__TASK DIRECTIONS__. Would you quote every entry exactly, dropping only the pictures?

--- Start THE RECORDS ---

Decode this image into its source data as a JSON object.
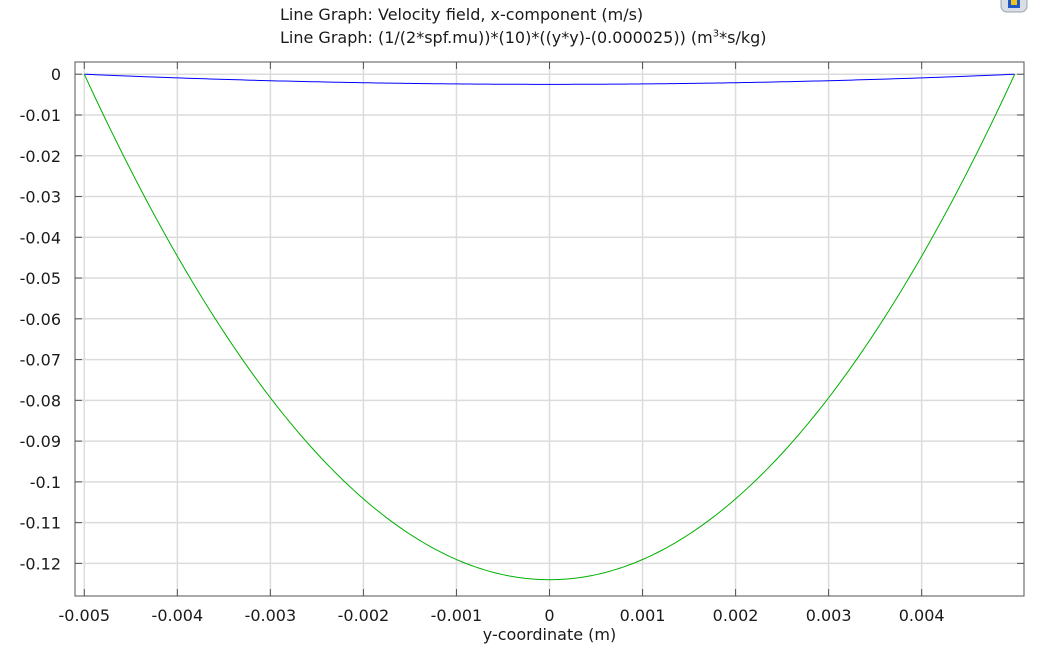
{
  "chart_data": {
    "type": "line",
    "title_lines": [
      {
        "prefix": "Line Graph: ",
        "text": "Velocity field, x-component (m/s)"
      },
      {
        "prefix": "Line Graph: ",
        "text": "(1/(2*spf.mu))*(10)*((y*y)-(0.000025)) (m",
        "unit_sup": "3",
        "unit_tail": "*s/kg)"
      }
    ],
    "xlabel": "y-coordinate (m)",
    "ylabel": "",
    "xlim": [
      -0.0051,
      0.0051
    ],
    "ylim": [
      -0.128,
      0.003
    ],
    "xticks": [
      -0.005,
      -0.004,
      -0.003,
      -0.002,
      -0.001,
      0,
      0.001,
      0.002,
      0.003,
      0.004
    ],
    "xtick_labels": [
      "-0.005",
      "-0.004",
      "-0.003",
      "-0.002",
      "-0.001",
      "0",
      "0.001",
      "0.002",
      "0.003",
      "0.004"
    ],
    "yticks": [
      0,
      -0.01,
      -0.02,
      -0.03,
      -0.04,
      -0.05,
      -0.06,
      -0.07,
      -0.08,
      -0.09,
      -0.1,
      -0.11,
      -0.12
    ],
    "ytick_labels": [
      "0",
      "-0.01",
      "-0.02",
      "-0.03",
      "-0.04",
      "-0.05",
      "-0.06",
      "-0.07",
      "-0.08",
      "-0.09",
      "-0.1",
      "-0.11",
      "-0.12"
    ],
    "grid": true,
    "series": [
      {
        "name": "Velocity field, x-component (m/s)",
        "color": "#0000ff",
        "x": [
          -0.005,
          -0.004,
          -0.003,
          -0.002,
          -0.001,
          0,
          0.001,
          0.002,
          0.003,
          0.004,
          0.005
        ],
        "y": [
          0,
          -0.00089,
          -0.00158,
          -0.00208,
          -0.00238,
          -0.00248,
          -0.00238,
          -0.00208,
          -0.00158,
          -0.00089,
          0
        ]
      },
      {
        "name": "(1/(2*spf.mu))*(10)*((y*y)-(0.000025))",
        "color": "#00b000",
        "x": [
          -0.005,
          -0.004,
          -0.003,
          -0.002,
          -0.001,
          0,
          0.001,
          0.002,
          0.003,
          0.004,
          0.005
        ],
        "y": [
          0,
          -0.04464,
          -0.07937,
          -0.10417,
          -0.11905,
          -0.12401,
          -0.11905,
          -0.10417,
          -0.07937,
          -0.04464,
          0
        ]
      }
    ]
  },
  "ui": {
    "corner_icon": "window-resize-icon",
    "title_prefix": "Line Graph: "
  }
}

--- End THE RECORDS ---

__ANSWER TO THIS EXERCISE__.
Decode this image into its source data as a JSON object.
{
  "chart_data": {
    "type": "line",
    "title_lines": [
      {
        "prefix": "Line Graph: ",
        "text": "Velocity field, x-component (m/s)"
      },
      {
        "prefix": "Line Graph: ",
        "text": "(1/(2*spf.mu))*(10)*((y*y)-(0.000025)) (m",
        "unit_sup": "3",
        "unit_tail": "*s/kg)"
      }
    ],
    "xlabel": "y-coordinate (m)",
    "ylabel": "",
    "xlim": [
      -0.0051,
      0.0051
    ],
    "ylim": [
      -0.128,
      0.003
    ],
    "xticks": [
      -0.005,
      -0.004,
      -0.003,
      -0.002,
      -0.001,
      0,
      0.001,
      0.002,
      0.003,
      0.004
    ],
    "xtick_labels": [
      "-0.005",
      "-0.004",
      "-0.003",
      "-0.002",
      "-0.001",
      "0",
      "0.001",
      "0.002",
      "0.003",
      "0.004"
    ],
    "yticks": [
      0,
      -0.01,
      -0.02,
      -0.03,
      -0.04,
      -0.05,
      -0.06,
      -0.07,
      -0.08,
      -0.09,
      -0.1,
      -0.11,
      -0.12
    ],
    "ytick_labels": [
      "0",
      "-0.01",
      "-0.02",
      "-0.03",
      "-0.04",
      "-0.05",
      "-0.06",
      "-0.07",
      "-0.08",
      "-0.09",
      "-0.1",
      "-0.11",
      "-0.12"
    ],
    "grid": true,
    "series": [
      {
        "name": "Velocity field, x-component (m/s)",
        "color": "#0000ff",
        "x": [
          -0.005,
          -0.004,
          -0.003,
          -0.002,
          -0.001,
          0,
          0.001,
          0.002,
          0.003,
          0.004,
          0.005
        ],
        "y": [
          0,
          -0.00089,
          -0.00158,
          -0.00208,
          -0.00238,
          -0.00248,
          -0.00238,
          -0.00208,
          -0.00158,
          -0.00089,
          0
        ]
      },
      {
        "name": "(1/(2*spf.mu))*(10)*((y*y)-(0.000025))",
        "color": "#00b000",
        "x": [
          -0.005,
          -0.004,
          -0.003,
          -0.002,
          -0.001,
          0,
          0.001,
          0.002,
          0.003,
          0.004,
          0.005
        ],
        "y": [
          0,
          -0.04464,
          -0.07937,
          -0.10417,
          -0.11905,
          -0.12401,
          -0.11905,
          -0.10417,
          -0.07937,
          -0.04464,
          0
        ]
      }
    ]
  },
  "ui": {
    "corner_icon": "window-resize-icon",
    "title_prefix": "Line Graph: "
  }
}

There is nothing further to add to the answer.